**Prompt**. Pull out every line below that holds the word "name".

___ Material for the task

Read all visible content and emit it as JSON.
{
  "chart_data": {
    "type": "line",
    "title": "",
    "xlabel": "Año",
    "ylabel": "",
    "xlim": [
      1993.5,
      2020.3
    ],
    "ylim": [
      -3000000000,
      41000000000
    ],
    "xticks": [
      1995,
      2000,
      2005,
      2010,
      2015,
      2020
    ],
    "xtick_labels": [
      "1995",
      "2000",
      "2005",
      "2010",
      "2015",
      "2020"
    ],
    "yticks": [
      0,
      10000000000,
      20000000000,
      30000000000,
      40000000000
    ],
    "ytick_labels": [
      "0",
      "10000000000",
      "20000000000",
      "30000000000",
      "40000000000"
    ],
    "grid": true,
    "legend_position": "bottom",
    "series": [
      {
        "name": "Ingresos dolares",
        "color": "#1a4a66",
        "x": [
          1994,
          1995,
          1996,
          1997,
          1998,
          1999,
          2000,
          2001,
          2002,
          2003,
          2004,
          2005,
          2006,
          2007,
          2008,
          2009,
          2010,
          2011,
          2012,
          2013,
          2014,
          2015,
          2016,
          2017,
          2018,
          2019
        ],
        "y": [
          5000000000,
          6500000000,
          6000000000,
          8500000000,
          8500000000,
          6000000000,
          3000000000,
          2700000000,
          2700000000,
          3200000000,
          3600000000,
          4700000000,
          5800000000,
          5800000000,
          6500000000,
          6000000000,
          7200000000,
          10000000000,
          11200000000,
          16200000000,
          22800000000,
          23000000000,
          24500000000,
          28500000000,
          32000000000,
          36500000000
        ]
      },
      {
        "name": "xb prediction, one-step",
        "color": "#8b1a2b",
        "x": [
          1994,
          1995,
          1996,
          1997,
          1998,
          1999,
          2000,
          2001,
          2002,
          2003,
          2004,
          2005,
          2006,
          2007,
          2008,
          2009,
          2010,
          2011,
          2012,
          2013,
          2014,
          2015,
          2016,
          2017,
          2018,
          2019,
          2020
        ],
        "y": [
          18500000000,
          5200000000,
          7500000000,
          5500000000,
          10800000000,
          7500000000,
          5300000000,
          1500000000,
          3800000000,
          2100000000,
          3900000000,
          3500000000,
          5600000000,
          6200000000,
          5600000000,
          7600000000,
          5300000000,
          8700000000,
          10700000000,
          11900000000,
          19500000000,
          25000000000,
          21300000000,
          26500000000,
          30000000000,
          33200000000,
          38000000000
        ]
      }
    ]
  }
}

______

**Exercise solution**.
        "name": "Ingresos dolares",
        "name": "xb prediction, one-step",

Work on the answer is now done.